Written task: Skip the pictures and quote all of the lines exactly.

Records:

** START **

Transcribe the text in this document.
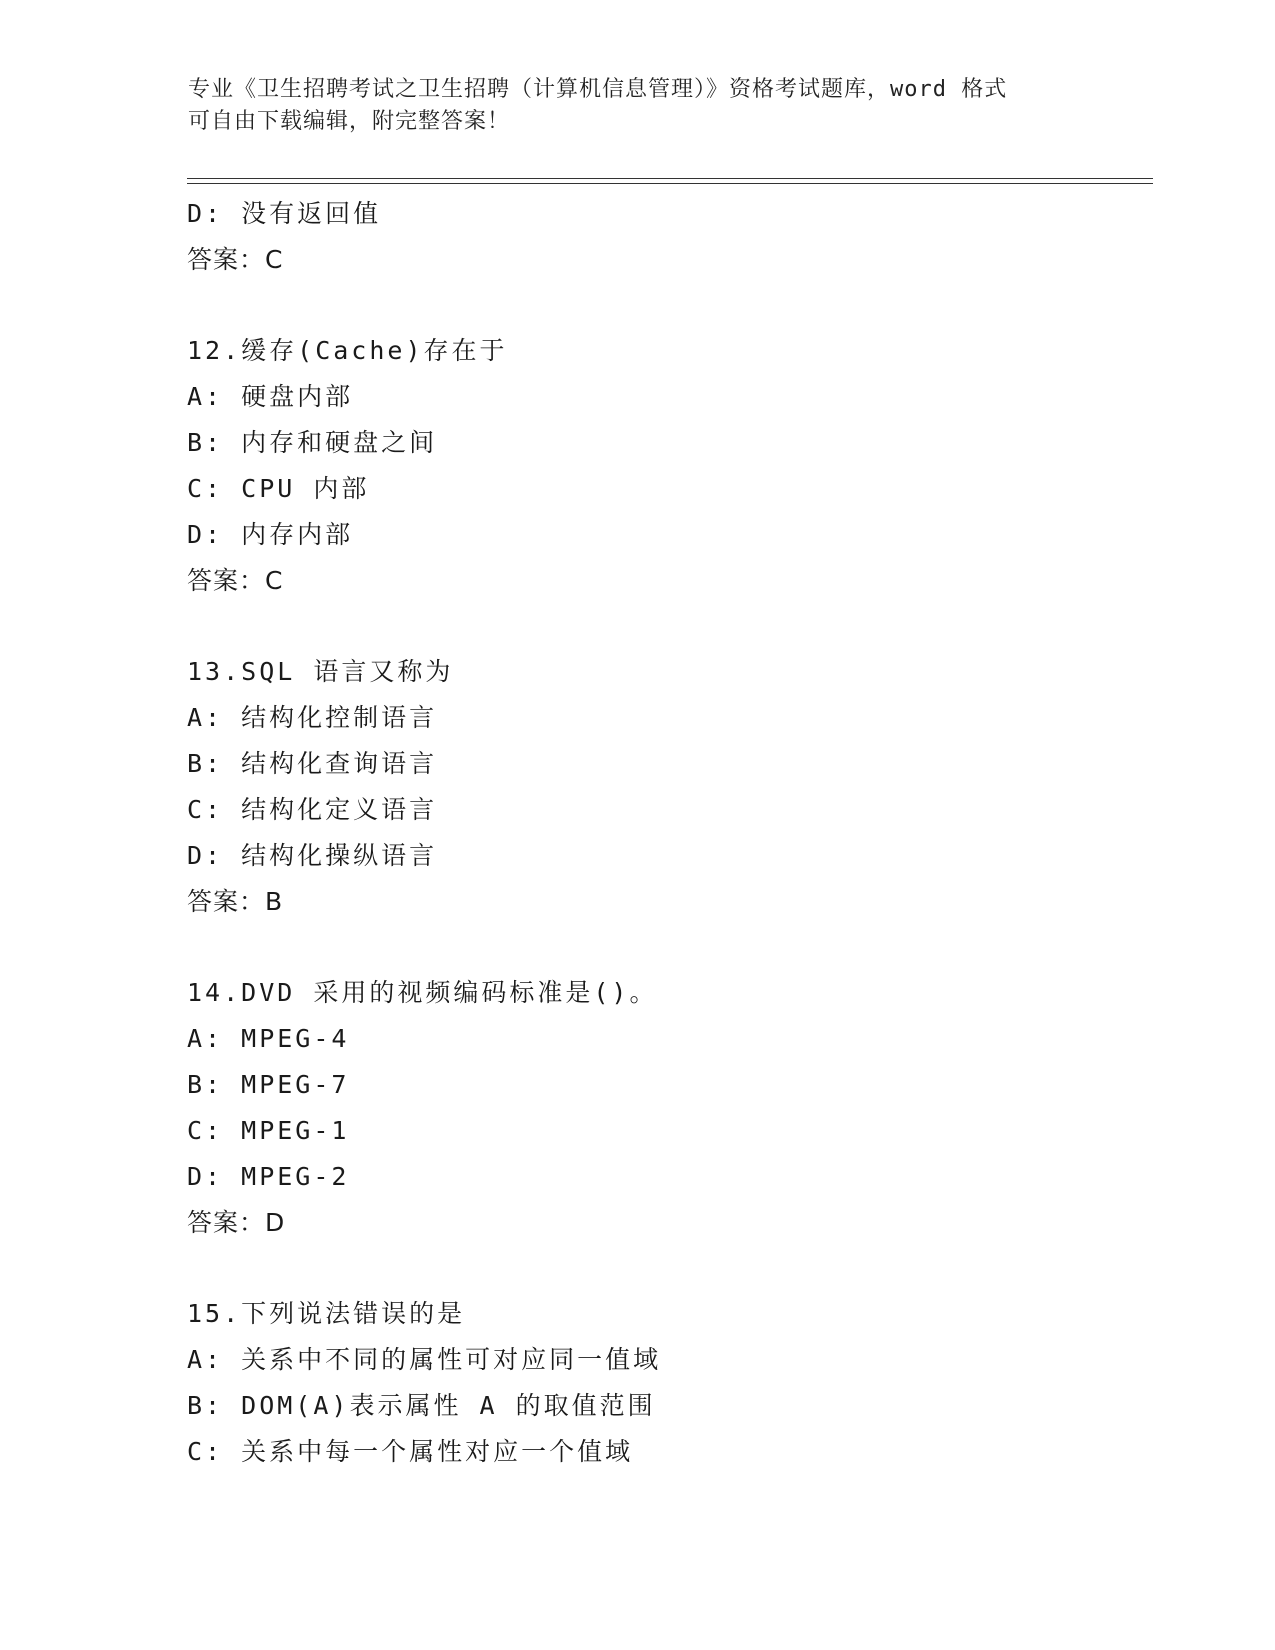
专业《卫生招聘考试之卫生招聘（计算机信息管理）》资格考试题库，word 格式
可自由下载编辑，附完整答案！
D: 没有返回值
答案：C
12.缓存(Cache)存在于
A: 硬盘内部
B: 内存和硬盘之间
C: CPU 内部
D: 内存内部
答案：C
13.SQL 语言又称为
A: 结构化控制语言
B: 结构化查询语言
C: 结构化定义语言
D: 结构化操纵语言
答案：B
14.DVD 采用的视频编码标准是()。
A: MPEG-4
B: MPEG-7
C: MPEG-1
D: MPEG-2
答案：D
15.下列说法错误的是
A: 关系中不同的属性可对应同一值域
B: DOM(A)表示属性 A 的取值范围
C: 关系中每一个属性对应一个值域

** END **

Exercise answer:
Transcribe the text in this document.
专业《卫生招聘考试之卫生招聘（计算机信息管理）》资格考试题库，word 格式
可自由下载编辑，附完整答案！
D: 没有返回值
答案：C
12.缓存(Cache)存在于
A: 硬盘内部
B: 内存和硬盘之间
C: CPU 内部
D: 内存内部
答案：C
13.SQL 语言又称为
A: 结构化控制语言
B: 结构化查询语言
C: 结构化定义语言
D: 结构化操纵语言
答案：B
14.DVD 采用的视频编码标准是()。
A: MPEG-4
B: MPEG-7
C: MPEG-1
D: MPEG-2
答案：D
15.下列说法错误的是
A: 关系中不同的属性可对应同一值域
B: DOM(A)表示属性 A 的取值范围
C: 关系中每一个属性对应一个值域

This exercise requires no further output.